Extracted records
──────
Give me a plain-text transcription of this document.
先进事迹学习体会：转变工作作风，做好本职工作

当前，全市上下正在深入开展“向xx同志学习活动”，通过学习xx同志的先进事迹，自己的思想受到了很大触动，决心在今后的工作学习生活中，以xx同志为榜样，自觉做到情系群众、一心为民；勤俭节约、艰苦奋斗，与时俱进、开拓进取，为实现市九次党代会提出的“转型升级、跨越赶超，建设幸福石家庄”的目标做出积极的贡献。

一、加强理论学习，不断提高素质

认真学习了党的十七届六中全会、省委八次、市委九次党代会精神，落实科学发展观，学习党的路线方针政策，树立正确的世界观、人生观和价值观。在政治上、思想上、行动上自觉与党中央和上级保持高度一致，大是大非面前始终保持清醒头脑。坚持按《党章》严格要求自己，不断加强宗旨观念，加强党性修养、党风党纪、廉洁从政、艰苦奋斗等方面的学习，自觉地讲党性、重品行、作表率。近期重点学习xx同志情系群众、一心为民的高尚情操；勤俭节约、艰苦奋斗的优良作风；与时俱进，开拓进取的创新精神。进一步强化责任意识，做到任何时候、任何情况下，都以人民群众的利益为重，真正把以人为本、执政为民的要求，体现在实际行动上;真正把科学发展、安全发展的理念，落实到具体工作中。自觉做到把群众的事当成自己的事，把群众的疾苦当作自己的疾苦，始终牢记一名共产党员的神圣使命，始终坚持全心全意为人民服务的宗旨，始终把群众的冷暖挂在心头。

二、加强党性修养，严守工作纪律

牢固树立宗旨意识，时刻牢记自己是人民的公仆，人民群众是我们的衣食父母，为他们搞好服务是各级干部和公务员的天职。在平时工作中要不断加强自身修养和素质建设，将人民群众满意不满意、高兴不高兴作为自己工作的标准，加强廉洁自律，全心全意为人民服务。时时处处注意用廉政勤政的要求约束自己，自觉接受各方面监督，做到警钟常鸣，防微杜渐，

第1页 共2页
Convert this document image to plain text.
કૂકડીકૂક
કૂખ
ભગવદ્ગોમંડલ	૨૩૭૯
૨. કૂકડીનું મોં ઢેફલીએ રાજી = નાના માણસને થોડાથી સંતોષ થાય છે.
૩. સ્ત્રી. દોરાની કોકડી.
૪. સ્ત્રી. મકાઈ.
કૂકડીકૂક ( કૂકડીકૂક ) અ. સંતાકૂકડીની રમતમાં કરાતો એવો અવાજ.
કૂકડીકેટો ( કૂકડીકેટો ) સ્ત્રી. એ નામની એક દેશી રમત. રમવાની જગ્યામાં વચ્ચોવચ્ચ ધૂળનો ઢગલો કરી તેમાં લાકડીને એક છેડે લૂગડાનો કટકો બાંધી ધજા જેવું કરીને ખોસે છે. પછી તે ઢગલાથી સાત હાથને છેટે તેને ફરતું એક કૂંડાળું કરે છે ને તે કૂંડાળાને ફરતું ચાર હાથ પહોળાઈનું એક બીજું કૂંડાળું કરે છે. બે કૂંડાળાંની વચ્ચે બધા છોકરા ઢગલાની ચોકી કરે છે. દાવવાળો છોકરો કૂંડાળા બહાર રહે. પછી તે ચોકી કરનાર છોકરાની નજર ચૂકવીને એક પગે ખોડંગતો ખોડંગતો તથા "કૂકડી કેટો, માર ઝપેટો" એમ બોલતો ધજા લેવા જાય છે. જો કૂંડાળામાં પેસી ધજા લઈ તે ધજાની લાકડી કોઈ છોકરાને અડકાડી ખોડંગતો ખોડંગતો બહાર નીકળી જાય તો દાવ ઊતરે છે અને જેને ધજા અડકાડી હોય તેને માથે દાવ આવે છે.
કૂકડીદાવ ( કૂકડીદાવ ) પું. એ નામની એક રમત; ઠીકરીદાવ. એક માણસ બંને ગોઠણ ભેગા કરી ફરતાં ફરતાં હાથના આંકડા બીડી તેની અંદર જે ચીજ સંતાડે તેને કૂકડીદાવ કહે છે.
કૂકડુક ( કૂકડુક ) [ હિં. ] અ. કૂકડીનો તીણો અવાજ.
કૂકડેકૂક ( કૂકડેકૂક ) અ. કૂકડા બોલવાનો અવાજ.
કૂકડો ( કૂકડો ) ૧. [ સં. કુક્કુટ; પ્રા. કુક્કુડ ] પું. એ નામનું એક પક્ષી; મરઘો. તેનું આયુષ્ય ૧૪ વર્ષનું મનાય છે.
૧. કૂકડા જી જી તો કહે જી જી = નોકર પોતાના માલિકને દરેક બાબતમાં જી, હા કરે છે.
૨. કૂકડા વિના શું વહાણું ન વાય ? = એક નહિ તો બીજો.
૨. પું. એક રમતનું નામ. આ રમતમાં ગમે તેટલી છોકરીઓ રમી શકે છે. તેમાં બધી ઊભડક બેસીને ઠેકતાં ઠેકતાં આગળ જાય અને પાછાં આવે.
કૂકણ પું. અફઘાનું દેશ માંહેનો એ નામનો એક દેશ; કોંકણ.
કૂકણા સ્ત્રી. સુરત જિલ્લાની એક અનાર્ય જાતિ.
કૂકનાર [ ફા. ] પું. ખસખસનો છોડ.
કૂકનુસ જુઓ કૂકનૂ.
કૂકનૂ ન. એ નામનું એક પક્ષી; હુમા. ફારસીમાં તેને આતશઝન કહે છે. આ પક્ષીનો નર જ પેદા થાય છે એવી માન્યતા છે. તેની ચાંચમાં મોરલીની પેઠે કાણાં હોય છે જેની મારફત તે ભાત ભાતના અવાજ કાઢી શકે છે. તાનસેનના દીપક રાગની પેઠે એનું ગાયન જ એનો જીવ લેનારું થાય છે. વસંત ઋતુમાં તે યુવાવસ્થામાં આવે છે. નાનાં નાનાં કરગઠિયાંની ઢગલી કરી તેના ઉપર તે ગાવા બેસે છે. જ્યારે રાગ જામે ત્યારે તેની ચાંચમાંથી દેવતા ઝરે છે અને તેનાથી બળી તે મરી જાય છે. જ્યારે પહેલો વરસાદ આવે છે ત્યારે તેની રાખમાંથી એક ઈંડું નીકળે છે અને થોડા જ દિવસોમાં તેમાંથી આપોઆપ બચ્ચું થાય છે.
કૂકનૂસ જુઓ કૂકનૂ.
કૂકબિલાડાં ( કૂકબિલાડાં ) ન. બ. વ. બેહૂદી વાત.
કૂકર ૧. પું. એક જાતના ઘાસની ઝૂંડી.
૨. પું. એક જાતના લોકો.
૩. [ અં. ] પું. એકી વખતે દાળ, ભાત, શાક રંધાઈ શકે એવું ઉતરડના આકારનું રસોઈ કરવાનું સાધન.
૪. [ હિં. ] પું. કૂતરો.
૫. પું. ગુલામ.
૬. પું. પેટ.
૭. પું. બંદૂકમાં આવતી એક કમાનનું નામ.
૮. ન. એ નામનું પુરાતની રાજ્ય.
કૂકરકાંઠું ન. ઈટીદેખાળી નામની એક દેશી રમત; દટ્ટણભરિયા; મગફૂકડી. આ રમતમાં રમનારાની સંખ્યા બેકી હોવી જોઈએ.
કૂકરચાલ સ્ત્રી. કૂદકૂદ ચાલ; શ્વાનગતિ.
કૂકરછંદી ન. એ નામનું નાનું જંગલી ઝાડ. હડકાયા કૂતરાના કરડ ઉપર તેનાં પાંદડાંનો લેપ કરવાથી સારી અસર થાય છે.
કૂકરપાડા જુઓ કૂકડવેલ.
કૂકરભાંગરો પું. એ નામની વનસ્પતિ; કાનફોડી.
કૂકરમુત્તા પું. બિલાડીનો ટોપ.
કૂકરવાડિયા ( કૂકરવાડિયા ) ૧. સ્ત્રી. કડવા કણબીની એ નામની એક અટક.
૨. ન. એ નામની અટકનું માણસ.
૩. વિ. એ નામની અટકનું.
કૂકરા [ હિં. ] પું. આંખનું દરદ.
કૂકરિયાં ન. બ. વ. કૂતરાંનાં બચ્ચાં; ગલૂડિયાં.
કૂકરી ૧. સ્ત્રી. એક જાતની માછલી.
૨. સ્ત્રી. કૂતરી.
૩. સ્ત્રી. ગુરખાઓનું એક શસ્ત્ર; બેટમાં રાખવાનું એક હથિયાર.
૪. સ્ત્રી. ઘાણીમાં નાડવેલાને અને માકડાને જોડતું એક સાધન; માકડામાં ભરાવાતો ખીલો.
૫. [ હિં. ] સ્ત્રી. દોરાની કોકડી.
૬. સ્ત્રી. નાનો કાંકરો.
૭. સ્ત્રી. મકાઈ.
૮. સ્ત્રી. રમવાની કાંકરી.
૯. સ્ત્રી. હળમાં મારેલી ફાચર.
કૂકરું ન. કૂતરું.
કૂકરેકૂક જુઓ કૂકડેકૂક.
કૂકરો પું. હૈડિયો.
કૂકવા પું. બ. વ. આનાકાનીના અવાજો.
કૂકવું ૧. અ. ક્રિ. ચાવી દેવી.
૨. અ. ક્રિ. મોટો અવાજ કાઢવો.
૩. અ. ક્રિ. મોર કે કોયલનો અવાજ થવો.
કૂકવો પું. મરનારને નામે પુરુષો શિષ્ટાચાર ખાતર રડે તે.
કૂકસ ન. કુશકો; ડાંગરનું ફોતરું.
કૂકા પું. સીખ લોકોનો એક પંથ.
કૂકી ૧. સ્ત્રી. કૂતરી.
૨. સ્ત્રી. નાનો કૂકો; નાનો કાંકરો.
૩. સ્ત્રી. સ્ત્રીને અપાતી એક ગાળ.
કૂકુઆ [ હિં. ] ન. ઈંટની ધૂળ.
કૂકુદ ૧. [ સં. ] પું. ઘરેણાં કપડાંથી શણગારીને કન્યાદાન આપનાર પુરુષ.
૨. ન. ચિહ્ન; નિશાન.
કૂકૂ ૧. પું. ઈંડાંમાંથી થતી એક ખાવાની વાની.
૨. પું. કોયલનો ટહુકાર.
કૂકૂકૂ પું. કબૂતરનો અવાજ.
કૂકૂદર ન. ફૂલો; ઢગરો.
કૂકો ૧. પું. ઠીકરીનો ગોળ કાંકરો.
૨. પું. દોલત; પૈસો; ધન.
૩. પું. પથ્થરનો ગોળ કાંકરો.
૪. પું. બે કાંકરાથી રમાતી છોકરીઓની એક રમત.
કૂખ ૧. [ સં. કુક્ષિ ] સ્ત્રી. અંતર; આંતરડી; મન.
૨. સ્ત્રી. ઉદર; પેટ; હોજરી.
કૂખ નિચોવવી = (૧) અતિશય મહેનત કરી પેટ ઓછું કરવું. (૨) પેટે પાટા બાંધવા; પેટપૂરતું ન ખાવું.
──────
Exercise requirements
Take every line from the records above that has the word "this" and copy it.

Result of the task
Give me a plain-text transcription of this document.
Convert this document image to plain text.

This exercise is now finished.